Reproduce all of the material word for word.
•••••
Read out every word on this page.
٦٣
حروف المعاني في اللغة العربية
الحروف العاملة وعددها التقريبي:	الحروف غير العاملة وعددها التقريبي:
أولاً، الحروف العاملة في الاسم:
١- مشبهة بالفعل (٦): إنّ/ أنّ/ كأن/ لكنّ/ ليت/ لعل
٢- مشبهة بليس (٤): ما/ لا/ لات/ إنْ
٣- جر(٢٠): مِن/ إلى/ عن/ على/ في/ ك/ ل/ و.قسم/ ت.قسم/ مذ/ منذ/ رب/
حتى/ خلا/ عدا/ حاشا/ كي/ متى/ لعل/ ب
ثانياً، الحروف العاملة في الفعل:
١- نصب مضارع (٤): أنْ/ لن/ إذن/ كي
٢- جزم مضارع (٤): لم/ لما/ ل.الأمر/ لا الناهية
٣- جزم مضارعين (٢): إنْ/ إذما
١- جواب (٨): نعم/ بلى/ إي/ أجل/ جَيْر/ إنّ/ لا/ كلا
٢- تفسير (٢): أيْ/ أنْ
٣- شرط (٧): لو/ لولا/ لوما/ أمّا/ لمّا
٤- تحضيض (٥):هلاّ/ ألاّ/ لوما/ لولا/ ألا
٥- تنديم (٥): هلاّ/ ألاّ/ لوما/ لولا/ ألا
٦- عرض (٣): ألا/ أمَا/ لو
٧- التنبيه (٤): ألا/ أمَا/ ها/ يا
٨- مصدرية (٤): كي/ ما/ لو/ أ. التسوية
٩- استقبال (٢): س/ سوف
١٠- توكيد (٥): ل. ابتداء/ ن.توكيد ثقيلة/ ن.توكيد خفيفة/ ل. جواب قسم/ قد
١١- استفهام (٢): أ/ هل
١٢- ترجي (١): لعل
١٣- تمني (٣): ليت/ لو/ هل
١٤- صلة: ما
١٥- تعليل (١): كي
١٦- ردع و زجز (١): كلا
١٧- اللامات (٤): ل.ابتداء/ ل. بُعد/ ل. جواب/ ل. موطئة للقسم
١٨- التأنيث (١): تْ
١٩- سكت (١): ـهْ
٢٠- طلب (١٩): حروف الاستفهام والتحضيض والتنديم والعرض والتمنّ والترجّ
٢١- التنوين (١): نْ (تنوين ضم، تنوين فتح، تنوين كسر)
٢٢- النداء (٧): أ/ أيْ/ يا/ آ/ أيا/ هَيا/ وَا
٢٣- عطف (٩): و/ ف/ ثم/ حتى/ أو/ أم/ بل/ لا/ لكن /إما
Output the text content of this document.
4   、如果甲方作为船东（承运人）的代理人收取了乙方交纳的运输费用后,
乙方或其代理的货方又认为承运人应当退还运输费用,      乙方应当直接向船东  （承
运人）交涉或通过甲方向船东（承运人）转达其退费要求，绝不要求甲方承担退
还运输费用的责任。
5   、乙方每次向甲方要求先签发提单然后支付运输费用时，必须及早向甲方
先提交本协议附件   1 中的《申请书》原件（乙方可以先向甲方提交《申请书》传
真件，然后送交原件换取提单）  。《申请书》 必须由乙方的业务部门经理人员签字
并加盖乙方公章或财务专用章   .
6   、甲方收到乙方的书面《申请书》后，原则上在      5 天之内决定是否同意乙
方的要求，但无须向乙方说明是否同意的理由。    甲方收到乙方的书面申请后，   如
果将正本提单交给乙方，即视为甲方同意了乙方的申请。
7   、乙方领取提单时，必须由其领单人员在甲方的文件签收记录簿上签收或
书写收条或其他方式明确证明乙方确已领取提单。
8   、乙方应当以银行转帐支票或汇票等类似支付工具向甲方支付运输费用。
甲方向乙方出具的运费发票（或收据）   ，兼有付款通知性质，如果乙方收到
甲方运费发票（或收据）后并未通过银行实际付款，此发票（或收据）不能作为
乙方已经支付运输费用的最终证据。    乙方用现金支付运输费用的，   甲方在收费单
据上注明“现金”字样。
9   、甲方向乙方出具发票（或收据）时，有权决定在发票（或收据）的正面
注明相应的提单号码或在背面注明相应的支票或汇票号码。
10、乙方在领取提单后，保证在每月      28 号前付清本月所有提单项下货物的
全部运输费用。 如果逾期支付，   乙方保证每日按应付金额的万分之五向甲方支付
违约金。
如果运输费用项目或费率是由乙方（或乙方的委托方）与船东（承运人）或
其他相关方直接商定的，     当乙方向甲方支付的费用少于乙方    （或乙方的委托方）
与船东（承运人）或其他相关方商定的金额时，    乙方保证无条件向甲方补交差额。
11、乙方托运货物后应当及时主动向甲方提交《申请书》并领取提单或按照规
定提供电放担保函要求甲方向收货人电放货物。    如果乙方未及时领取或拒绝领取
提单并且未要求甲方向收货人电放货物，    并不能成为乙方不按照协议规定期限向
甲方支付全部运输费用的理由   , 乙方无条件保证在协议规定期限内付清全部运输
•••••
◆ REPLY TO THE TASK
Read out every word on this page.
٦٣
حروف المعاني في اللغة العربية
الحروف العاملة وعددها التقريبي:	الحروف غير العاملة وعددها التقريبي:
أولاً، الحروف العاملة في الاسم:
١- مشبهة بالفعل (٦): إنّ/ أنّ/ كأن/ لكنّ/ ليت/ لعل
٢- مشبهة بليس (٤): ما/ لا/ لات/ إنْ
٣- جر(٢٠): مِن/ إلى/ عن/ على/ في/ ك/ ل/ و.قسم/ ت.قسم/ مذ/ منذ/ رب/
حتى/ خلا/ عدا/ حاشا/ كي/ متى/ لعل/ ب
ثانياً، الحروف العاملة في الفعل:
١- نصب مضارع (٤): أنْ/ لن/ إذن/ كي
٢- جزم مضارع (٤): لم/ لما/ ل.الأمر/ لا الناهية
٣- جزم مضارعين (٢): إنْ/ إذما
١- جواب (٨): نعم/ بلى/ إي/ أجل/ جَيْر/ إنّ/ لا/ كلا
٢- تفسير (٢): أيْ/ أنْ
٣- شرط (٧): لو/ لولا/ لوما/ أمّا/ لمّا
٤- تحضيض (٥):هلاّ/ ألاّ/ لوما/ لولا/ ألا
٥- تنديم (٥): هلاّ/ ألاّ/ لوما/ لولا/ ألا
٦- عرض (٣): ألا/ أمَا/ لو
٧- التنبيه (٤): ألا/ أمَا/ ها/ يا
٨- مصدرية (٤): كي/ ما/ لو/ أ. التسوية
٩- استقبال (٢): س/ سوف
١٠- توكيد (٥): ل. ابتداء/ ن.توكيد ثقيلة/ ن.توكيد خفيفة/ ل. جواب قسم/ قد
١١- استفهام (٢): أ/ هل
١٢- ترجي (١): لعل
١٣- تمني (٣): ليت/ لو/ هل
١٤- صلة: ما
١٥- تعليل (١): كي
١٦- ردع و زجز (١): كلا
١٧- اللامات (٤): ل.ابتداء/ ل. بُعد/ ل. جواب/ ل. موطئة للقسم
١٨- التأنيث (١): تْ
١٩- سكت (١): ـهْ
٢٠- طلب (١٩): حروف الاستفهام والتحضيض والتنديم والعرض والتمنّ والترجّ
٢١- التنوين (١): نْ (تنوين ضم، تنوين فتح، تنوين كسر)
٢٢- النداء (٧): أ/ أيْ/ يا/ آ/ أيا/ هَيا/ وَا
٢٣- عطف (٩): و/ ف/ ثم/ حتى/ أو/ أم/ بل/ لا/ لكن /إما
Output the text content of this document.
4   、如果甲方作为船东（承运人）的代理人收取了乙方交纳的运输费用后,
乙方或其代理的货方又认为承运人应当退还运输费用,      乙方应当直接向船东  （承
运人）交涉或通过甲方向船东（承运人）转达其退费要求，绝不要求甲方承担退
还运输费用的责任。
5   、乙方每次向甲方要求先签发提单然后支付运输费用时，必须及早向甲方
先提交本协议附件   1 中的《申请书》原件（乙方可以先向甲方提交《申请书》传
真件，然后送交原件换取提单）  。《申请书》 必须由乙方的业务部门经理人员签字
并加盖乙方公章或财务专用章   .
6   、甲方收到乙方的书面《申请书》后，原则上在      5 天之内决定是否同意乙
方的要求，但无须向乙方说明是否同意的理由。    甲方收到乙方的书面申请后，   如
果将正本提单交给乙方，即视为甲方同意了乙方的申请。
7   、乙方领取提单时，必须由其领单人员在甲方的文件签收记录簿上签收或
书写收条或其他方式明确证明乙方确已领取提单。
8   、乙方应当以银行转帐支票或汇票等类似支付工具向甲方支付运输费用。
甲方向乙方出具的运费发票（或收据）   ，兼有付款通知性质，如果乙方收到
甲方运费发票（或收据）后并未通过银行实际付款，此发票（或收据）不能作为
乙方已经支付运输费用的最终证据。    乙方用现金支付运输费用的，   甲方在收费单
据上注明“现金”字样。
9   、甲方向乙方出具发票（或收据）时，有权决定在发票（或收据）的正面
注明相应的提单号码或在背面注明相应的支票或汇票号码。
10、乙方在领取提单后，保证在每月      28 号前付清本月所有提单项下货物的
全部运输费用。 如果逾期支付，   乙方保证每日按应付金额的万分之五向甲方支付
违约金。
如果运输费用项目或费率是由乙方（或乙方的委托方）与船东（承运人）或
其他相关方直接商定的，     当乙方向甲方支付的费用少于乙方    （或乙方的委托方）
与船东（承运人）或其他相关方商定的金额时，    乙方保证无条件向甲方补交差额。
11、乙方托运货物后应当及时主动向甲方提交《申请书》并领取提单或按照规
定提供电放担保函要求甲方向收货人电放货物。    如果乙方未及时领取或拒绝领取
提单并且未要求甲方向收货人电放货物，    并不能成为乙方不按照协议规定期限向
甲方支付全部运输费用的理由   , 乙方无条件保证在协议规定期限内付清全部运输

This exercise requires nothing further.